_SELECTED TEXT_.
········

Advocates Hope Texas Turns A Corner With Its Driver's License Suspension Program

MoPac South.jpg
Gabriel C. Pérez
/
KUT
Rush hour traffic going south on MoPac in December 2018.

Driver's license suspensions related to court debt can stem from criminal or misdemeanor charges for anything — from driving while intoxicated to assault to unpaid traffic tickets to truancy, even. If defendants fail to appear in court or fail to pay a fine or court-related fee, they're unable to renew their license when it expires or their license is suspended outright.

Advocates say poor people in car-dependent Texas who get a ticket for driving without valid insurance or a valid license also often drive illegally and get ticketed again, thus putting themselves further in debt.

The Department of Public Safety uses a contractor called OmniBase Systems to maintain those suspensions, but in recent years advocates have pushed the state to abandon OmniBase.

The program is akin to Texas' Driver Responsibility Program, which charged drivers for not paying fines — only allowing reinstatement upon payment of all their debt. Opponents argued that program trapped low-income Texans in poverty. Lawmakers repealed that program last legislative session.

Phil Telfeyan of the criminal justice nonprofit Equal Justice Under Law says that repeal was a good start and repealing the OmniBase suspension program is the next logical step. He argues suspensions tied to court debt can ultimately keep people from working and that other states have moved away from this debt-collection model.

"States are more and more realizing the best way to collect debt is to keep people working ... and at the minimum it should not be impeding their ability to work," he said. "The license is really connected to working — especially in a state like Texas ... where almost everyone is driving to work."

········

_GIVEN DATA_.
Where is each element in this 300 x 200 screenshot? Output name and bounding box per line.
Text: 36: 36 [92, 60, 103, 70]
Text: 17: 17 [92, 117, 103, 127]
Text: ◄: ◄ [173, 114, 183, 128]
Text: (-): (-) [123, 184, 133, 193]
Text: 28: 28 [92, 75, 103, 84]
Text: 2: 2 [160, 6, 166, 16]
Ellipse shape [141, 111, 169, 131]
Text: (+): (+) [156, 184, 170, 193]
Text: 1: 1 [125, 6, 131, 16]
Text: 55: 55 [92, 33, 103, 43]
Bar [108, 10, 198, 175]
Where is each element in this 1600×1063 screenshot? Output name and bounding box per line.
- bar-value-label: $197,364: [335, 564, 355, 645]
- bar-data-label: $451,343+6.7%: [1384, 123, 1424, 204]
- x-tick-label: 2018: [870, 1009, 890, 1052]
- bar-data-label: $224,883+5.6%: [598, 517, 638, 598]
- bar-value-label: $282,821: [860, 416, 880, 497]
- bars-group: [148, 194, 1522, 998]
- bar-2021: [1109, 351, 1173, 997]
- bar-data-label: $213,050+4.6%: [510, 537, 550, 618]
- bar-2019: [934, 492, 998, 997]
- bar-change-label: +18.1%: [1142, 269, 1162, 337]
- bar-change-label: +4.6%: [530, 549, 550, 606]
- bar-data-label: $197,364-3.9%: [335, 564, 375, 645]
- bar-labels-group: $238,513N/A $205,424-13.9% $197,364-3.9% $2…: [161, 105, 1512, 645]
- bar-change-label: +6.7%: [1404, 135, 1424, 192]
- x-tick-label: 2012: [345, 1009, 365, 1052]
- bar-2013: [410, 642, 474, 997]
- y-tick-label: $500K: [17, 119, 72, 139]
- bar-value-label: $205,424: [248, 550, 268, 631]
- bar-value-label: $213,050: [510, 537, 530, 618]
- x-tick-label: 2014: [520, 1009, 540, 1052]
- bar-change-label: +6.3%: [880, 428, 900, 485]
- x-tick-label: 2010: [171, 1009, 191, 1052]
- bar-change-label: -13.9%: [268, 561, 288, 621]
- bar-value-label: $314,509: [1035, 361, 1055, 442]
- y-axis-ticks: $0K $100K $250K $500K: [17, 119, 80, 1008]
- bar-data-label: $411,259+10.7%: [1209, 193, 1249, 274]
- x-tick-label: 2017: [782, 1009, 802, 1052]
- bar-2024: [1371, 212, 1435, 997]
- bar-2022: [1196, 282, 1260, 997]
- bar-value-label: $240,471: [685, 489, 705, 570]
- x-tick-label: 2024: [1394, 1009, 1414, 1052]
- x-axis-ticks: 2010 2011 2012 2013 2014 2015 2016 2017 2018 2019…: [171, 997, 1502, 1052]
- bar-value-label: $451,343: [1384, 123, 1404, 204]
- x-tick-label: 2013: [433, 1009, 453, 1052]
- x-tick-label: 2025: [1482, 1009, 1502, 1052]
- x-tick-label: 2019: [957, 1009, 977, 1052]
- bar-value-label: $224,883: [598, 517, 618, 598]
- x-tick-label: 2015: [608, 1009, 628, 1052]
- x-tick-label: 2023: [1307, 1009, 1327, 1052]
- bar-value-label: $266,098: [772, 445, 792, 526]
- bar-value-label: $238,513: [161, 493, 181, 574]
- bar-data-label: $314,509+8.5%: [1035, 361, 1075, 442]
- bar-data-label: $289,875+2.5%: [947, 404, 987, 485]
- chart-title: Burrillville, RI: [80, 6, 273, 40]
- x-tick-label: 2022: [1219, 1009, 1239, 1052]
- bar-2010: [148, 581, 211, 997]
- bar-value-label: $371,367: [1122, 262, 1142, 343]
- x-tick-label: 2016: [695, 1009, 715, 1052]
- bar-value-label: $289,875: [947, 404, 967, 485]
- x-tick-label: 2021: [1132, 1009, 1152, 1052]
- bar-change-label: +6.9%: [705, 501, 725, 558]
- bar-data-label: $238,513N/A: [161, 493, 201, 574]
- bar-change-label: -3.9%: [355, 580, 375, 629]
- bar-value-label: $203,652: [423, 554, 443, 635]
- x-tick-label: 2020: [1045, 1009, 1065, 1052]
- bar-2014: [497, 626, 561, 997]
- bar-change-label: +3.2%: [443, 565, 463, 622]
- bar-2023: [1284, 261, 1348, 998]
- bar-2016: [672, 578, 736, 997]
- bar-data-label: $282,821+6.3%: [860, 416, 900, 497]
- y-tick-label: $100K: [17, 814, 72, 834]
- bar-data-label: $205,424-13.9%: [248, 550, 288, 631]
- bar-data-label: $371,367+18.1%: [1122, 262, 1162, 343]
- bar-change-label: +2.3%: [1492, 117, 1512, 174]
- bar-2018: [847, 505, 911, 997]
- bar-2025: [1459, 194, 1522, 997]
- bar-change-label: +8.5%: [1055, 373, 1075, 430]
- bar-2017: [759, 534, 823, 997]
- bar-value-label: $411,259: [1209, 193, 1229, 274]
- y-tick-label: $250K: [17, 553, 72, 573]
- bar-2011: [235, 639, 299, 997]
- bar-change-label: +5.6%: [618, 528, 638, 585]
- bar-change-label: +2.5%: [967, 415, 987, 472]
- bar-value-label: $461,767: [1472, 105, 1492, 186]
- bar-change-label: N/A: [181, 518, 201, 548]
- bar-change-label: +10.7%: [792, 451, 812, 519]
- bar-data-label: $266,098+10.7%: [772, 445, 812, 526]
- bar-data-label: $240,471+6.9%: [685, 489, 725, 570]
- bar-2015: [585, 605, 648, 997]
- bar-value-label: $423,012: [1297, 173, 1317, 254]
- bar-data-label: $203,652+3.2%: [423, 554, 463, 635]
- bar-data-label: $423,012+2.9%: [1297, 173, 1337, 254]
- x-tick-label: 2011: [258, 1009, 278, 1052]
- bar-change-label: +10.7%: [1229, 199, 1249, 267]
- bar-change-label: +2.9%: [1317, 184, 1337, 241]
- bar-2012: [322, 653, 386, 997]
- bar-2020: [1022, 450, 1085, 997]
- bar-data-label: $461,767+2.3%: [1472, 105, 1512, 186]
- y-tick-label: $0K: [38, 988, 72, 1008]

········

_ACTIONS TO TAKE_.
(1) Answer these questions using the article on Texas driver's license suspensions:
(a) Which contractor does the Department of Public Safety use to maintain the suspensions?
(b) What did lawmakers do with the Driver Responsibility Program last legislative session?
(c) Which criminal justice nonprofit is Phil Telfeyan with?
(2) Pick up the article on Texas driver's license suspensions after its final quotation and continue it.
The listing comes from a separate source and is unrelated to the article on Texas driver's license suspensions.

_ANSWERS TO THE EXERCISE_.
(1)
(a) OmniBase Systems.
(b) They repealed it.
(c) Equal Justice Under Law.

(2)
Still, Telfeyan admits a repeal or reform of the OmniBase program would put Texas cities and counties in a tough spot because they would miss out on revenue associated with the fines and fees, and state law won't allow them to just waive off those fees.

Chris Harris of the criminal justice advocacy group Texas Appleseed said lawmakers could make up for gaps in revenue by allowing defendants to enter into payment plans, instead of requiring people to settle up all their debt before being allowed to get their license renewed.

"[Right now] ... folks have to address each and every ticket that they might have, which could include fully paying off all the fines and fees they might owe, or completing all of their community service, which in some cases could take years, before they're able to access their driver's license," he said. "So this would have an enormous impact across the state."

A KUT analysis of DPS suspensions found 212,578 Texans' licenses were suspended in 2019. While nearly 35,000 of those suspensions were related to intoxicated driving, nearly 72,000 stemmed from driving without a license.